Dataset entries

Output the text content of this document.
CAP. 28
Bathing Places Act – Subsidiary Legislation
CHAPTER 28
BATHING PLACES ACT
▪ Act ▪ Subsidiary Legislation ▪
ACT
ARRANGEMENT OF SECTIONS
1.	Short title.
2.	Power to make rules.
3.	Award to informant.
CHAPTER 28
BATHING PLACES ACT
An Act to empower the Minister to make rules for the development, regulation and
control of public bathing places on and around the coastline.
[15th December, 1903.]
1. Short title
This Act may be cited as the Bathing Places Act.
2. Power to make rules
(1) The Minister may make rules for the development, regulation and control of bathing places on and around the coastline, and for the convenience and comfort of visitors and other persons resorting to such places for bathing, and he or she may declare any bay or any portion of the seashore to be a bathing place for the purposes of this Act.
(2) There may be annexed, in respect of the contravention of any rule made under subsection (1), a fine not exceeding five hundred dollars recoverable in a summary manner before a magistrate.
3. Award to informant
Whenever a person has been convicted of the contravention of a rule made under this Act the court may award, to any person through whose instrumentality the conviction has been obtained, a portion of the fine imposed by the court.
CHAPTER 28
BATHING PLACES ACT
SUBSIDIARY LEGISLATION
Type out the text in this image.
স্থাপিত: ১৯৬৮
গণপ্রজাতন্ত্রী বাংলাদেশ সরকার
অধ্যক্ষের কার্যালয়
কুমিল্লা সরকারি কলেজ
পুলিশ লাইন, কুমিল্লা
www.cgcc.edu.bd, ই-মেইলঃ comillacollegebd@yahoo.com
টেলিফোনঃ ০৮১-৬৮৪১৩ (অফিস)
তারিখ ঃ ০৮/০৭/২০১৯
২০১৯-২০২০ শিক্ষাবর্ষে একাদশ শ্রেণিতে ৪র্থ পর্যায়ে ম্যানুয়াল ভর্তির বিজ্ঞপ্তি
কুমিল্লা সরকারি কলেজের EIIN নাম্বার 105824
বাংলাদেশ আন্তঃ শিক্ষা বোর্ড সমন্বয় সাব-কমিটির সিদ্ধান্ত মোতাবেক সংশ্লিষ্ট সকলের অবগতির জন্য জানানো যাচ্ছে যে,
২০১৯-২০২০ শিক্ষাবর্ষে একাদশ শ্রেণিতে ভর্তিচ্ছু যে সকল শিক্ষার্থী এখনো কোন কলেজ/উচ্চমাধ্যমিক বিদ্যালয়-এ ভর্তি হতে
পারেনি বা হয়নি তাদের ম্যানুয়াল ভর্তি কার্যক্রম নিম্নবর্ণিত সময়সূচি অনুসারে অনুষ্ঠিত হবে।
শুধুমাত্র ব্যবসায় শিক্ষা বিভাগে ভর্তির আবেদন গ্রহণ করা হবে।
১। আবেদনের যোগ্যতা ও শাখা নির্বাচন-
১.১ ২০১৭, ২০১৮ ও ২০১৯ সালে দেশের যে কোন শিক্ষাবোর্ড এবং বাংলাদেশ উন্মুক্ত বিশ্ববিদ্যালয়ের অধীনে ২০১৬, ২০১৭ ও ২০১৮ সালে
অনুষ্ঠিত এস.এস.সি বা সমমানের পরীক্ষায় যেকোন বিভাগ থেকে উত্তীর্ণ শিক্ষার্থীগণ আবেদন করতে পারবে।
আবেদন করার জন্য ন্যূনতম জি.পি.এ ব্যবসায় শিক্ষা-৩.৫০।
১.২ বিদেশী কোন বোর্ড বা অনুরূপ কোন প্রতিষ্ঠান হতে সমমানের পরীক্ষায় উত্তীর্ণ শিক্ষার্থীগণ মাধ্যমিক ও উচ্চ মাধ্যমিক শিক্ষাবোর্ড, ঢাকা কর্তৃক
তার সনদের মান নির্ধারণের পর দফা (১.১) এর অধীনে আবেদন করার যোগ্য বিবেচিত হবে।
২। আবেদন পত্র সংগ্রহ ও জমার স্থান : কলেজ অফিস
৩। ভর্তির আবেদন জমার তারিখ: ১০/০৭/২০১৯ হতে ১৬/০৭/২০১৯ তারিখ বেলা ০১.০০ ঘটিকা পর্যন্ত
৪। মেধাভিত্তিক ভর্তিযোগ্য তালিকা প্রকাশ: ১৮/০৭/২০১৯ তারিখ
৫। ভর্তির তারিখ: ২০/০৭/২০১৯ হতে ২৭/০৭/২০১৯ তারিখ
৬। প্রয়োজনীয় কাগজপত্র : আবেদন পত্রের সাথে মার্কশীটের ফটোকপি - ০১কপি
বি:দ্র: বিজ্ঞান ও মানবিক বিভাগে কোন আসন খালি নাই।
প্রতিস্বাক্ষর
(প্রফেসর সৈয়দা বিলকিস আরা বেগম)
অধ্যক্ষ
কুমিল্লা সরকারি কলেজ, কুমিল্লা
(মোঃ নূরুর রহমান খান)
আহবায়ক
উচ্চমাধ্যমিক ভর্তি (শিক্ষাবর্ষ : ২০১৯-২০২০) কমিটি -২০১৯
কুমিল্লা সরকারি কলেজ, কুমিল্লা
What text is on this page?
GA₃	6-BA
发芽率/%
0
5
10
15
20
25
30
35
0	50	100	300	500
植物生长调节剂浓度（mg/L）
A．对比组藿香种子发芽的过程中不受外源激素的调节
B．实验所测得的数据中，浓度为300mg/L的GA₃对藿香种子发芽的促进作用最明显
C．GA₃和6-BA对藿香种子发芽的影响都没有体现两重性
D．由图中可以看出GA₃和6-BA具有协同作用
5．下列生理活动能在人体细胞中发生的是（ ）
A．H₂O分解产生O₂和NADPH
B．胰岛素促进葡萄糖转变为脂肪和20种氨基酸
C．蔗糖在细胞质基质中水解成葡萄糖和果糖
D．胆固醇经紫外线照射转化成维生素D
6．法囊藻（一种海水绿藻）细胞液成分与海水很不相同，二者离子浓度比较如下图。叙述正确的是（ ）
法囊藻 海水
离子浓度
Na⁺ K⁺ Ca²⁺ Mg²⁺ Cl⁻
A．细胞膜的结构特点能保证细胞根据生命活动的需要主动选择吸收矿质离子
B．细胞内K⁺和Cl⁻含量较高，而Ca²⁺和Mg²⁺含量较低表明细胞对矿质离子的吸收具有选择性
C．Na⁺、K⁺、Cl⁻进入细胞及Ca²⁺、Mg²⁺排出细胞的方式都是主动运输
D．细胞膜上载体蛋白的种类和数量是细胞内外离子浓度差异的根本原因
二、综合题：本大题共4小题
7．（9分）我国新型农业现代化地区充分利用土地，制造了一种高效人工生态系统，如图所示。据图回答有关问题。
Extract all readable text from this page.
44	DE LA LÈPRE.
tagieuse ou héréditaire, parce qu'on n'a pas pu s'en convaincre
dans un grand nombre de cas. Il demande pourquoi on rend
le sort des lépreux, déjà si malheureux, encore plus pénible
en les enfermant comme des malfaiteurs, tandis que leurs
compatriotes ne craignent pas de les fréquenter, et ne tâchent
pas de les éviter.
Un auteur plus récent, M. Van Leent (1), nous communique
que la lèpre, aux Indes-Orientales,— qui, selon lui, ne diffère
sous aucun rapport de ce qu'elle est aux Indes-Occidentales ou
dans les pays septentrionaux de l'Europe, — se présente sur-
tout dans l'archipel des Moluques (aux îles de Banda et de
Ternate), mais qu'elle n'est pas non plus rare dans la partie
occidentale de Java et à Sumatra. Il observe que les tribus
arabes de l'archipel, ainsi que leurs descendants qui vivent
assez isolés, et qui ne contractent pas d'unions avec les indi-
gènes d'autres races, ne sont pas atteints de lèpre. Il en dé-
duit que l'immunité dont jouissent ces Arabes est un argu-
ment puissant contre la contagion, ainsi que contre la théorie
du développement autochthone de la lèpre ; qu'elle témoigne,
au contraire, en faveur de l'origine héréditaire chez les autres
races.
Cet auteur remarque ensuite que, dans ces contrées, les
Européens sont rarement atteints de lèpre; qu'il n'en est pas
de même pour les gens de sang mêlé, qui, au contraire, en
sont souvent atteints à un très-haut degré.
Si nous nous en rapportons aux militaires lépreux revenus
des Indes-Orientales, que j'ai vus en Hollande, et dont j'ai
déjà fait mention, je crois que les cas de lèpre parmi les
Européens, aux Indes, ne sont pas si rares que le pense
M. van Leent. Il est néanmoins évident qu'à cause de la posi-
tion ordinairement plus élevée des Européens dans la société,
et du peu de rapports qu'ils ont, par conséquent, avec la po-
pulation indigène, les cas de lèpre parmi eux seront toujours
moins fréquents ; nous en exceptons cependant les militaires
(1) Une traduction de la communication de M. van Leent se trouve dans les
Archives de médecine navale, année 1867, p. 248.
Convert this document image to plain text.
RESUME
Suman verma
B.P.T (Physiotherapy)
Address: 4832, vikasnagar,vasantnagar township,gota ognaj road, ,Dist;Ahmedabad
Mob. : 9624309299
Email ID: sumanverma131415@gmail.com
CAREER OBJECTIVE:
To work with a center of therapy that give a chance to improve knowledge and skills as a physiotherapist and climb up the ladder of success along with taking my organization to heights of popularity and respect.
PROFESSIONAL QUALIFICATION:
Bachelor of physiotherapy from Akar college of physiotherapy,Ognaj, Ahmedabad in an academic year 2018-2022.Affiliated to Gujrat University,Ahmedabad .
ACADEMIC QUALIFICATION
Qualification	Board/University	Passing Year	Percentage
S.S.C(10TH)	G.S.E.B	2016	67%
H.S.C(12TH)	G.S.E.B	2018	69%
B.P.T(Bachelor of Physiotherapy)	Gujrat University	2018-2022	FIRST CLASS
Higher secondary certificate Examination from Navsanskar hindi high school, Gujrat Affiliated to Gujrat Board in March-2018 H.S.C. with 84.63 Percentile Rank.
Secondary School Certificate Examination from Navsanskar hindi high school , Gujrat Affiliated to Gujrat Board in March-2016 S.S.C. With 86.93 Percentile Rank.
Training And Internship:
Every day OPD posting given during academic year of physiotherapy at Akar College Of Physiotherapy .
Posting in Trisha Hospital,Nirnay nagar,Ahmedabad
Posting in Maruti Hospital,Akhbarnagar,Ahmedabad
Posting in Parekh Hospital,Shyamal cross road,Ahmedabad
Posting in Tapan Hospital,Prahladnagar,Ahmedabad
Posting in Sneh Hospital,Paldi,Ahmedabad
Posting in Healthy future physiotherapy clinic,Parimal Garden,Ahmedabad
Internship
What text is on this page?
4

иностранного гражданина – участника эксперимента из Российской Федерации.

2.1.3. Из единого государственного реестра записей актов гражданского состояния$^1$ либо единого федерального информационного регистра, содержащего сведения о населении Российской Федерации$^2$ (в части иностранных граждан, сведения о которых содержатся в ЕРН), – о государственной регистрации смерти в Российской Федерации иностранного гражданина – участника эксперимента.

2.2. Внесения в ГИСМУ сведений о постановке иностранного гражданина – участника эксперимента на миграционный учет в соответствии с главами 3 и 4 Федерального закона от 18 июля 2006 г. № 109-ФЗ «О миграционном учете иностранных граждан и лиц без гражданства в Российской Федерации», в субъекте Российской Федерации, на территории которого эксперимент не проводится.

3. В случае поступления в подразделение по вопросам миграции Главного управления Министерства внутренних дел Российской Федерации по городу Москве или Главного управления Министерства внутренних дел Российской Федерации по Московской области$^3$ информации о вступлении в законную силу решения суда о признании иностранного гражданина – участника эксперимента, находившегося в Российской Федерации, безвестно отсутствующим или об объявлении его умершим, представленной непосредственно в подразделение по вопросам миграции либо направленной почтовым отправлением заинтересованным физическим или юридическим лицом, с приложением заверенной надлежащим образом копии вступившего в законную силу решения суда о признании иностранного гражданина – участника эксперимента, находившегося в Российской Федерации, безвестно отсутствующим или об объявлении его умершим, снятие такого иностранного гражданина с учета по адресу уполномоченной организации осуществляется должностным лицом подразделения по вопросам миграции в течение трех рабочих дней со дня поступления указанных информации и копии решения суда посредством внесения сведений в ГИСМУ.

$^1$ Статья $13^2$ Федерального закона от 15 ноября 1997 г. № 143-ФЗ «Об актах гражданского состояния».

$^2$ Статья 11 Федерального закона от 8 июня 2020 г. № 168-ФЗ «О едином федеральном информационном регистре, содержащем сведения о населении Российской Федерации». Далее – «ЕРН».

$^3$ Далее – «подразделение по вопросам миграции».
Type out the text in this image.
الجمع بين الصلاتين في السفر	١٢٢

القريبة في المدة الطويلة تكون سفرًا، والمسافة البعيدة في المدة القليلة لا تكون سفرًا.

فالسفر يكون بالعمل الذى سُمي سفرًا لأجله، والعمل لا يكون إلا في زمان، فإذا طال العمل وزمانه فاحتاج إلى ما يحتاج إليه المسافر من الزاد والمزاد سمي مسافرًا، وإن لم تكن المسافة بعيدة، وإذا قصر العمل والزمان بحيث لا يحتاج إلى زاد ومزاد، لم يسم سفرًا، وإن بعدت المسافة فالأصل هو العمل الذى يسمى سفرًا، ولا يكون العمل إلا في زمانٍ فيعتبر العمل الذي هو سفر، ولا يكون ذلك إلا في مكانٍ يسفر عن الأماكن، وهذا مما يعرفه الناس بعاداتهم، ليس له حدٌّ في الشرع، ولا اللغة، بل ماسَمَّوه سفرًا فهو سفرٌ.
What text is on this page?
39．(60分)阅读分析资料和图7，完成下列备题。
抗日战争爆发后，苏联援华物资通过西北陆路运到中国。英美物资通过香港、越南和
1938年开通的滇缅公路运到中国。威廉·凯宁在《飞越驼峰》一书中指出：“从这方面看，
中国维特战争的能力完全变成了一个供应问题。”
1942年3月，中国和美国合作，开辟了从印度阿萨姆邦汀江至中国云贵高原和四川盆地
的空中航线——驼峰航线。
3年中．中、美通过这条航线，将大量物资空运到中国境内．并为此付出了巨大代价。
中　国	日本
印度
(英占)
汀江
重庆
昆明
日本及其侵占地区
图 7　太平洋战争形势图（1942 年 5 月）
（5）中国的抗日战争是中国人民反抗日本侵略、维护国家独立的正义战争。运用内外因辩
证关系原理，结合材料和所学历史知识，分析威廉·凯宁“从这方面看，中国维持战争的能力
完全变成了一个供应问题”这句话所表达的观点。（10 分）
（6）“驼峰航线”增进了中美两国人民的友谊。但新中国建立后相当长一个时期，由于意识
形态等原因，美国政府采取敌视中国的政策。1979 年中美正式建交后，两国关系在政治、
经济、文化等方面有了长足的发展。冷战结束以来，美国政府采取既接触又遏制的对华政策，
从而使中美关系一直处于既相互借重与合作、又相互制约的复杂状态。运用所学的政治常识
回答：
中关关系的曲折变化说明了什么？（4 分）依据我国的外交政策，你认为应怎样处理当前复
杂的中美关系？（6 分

GOAL
State the number of lines in the records that include "contraire", and write nothing else.

COMPLETE ANSWER
2